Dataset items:
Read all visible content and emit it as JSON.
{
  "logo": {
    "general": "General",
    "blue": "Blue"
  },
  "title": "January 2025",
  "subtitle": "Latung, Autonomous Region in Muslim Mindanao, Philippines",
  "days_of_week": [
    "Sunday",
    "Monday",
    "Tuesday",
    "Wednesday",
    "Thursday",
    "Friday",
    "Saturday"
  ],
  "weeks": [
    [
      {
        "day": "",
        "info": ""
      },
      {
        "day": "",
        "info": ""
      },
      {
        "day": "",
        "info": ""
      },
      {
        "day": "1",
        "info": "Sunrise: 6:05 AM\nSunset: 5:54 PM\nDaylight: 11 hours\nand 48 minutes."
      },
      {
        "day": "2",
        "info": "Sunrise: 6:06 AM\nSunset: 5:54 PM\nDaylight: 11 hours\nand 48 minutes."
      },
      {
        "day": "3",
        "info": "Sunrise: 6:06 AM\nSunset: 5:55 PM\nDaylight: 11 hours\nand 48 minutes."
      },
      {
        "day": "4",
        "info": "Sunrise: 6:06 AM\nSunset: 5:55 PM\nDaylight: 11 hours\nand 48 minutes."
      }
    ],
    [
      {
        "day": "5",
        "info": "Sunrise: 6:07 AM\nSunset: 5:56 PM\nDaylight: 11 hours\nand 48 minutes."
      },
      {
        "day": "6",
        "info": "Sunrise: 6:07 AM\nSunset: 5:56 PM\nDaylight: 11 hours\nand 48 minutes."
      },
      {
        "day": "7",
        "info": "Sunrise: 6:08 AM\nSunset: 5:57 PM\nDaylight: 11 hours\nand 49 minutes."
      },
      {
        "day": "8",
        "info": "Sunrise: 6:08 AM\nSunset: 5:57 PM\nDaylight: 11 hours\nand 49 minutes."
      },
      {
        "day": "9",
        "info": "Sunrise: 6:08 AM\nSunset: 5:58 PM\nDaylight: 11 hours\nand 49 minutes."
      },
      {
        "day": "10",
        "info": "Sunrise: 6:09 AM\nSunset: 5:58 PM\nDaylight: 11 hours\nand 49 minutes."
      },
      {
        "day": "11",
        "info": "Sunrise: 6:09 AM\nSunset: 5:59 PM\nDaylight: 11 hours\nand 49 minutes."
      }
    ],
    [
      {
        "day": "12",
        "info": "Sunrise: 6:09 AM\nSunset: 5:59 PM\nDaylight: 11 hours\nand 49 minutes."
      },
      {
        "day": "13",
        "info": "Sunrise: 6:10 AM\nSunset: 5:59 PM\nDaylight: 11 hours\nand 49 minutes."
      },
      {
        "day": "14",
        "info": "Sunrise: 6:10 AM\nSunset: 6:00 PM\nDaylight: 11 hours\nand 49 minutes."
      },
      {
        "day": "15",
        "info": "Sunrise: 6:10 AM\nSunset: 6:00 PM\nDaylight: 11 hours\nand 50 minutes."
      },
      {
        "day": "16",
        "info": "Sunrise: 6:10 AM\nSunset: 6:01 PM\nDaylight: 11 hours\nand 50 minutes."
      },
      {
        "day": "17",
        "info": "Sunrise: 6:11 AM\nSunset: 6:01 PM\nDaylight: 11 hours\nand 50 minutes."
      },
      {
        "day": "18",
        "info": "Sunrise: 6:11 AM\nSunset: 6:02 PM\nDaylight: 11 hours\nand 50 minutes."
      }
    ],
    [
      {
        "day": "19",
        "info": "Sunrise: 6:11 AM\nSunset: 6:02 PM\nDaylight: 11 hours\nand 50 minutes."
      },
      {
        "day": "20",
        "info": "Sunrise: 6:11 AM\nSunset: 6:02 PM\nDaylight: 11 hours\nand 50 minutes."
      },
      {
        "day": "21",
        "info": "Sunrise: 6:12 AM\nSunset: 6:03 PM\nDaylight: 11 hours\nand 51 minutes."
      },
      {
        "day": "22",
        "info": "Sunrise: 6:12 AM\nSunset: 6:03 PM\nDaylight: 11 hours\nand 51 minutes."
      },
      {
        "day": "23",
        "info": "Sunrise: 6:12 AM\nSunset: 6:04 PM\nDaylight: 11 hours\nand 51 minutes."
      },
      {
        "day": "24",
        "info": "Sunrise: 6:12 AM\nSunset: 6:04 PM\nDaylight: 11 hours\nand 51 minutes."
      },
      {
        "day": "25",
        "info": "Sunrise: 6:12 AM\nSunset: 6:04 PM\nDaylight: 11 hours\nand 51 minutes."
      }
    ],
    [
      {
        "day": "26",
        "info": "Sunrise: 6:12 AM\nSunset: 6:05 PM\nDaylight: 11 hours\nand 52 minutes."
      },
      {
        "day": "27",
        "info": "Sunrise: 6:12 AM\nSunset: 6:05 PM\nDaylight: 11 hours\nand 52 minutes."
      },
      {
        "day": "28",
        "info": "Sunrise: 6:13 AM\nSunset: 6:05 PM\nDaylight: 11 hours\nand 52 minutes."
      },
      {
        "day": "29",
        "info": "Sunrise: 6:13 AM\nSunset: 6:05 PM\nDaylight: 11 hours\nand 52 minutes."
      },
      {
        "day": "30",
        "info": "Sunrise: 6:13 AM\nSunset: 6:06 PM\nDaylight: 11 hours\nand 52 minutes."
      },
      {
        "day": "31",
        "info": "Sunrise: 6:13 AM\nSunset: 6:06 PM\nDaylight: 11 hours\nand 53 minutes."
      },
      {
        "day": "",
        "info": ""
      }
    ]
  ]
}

* * *

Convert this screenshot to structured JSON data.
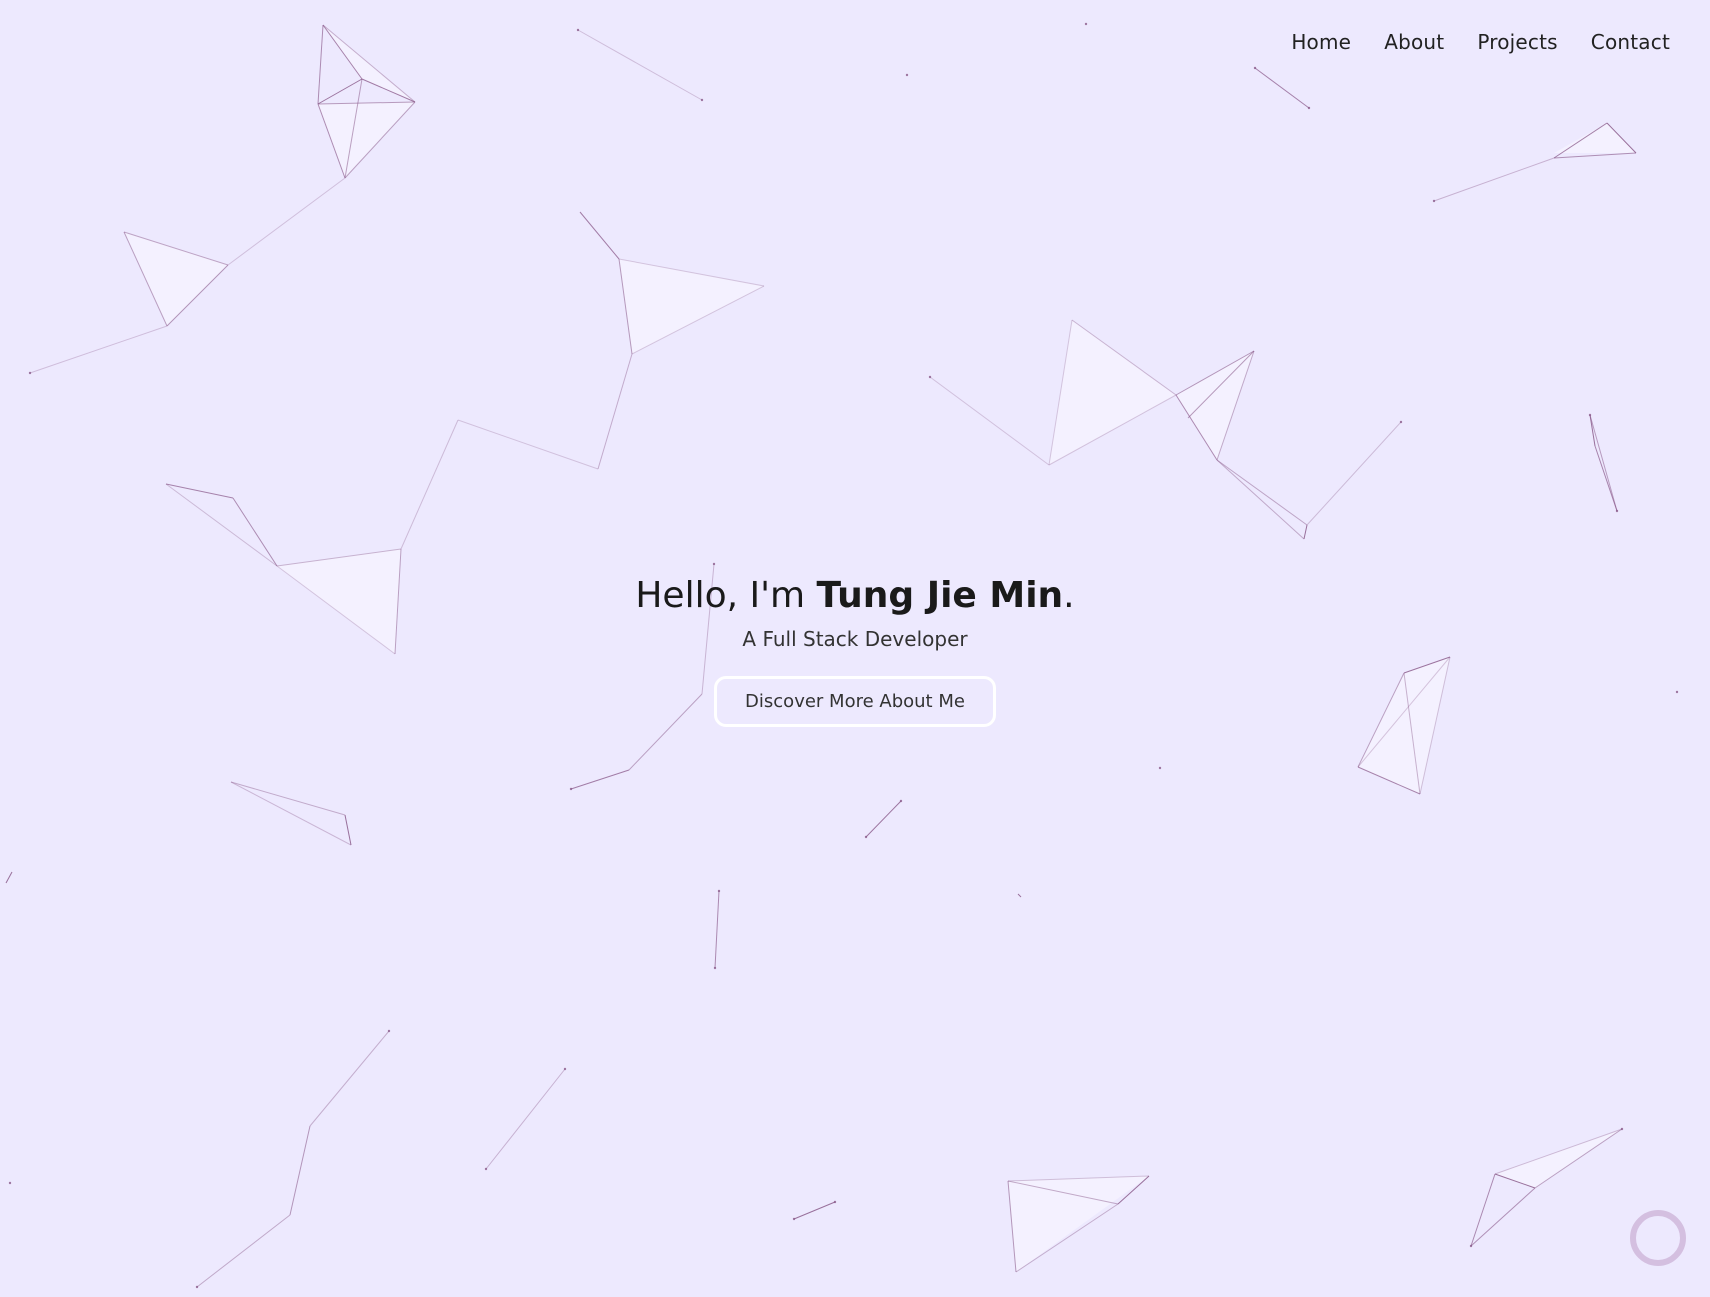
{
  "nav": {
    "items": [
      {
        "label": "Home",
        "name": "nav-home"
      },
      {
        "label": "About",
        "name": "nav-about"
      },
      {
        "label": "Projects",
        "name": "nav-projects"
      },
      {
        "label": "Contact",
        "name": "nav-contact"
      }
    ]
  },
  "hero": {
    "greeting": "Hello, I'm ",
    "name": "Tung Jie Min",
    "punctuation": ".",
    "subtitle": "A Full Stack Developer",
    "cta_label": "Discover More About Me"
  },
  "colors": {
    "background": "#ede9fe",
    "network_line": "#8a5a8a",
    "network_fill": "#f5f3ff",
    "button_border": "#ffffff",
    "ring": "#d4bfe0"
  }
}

Your goal: Gather from the records above every line containing the string "subtitle".

Written answer:
  "subtitle": "Latung, Autonomous Region in Muslim Mindanao, Philippines",
    "subtitle": "A Full Stack Developer",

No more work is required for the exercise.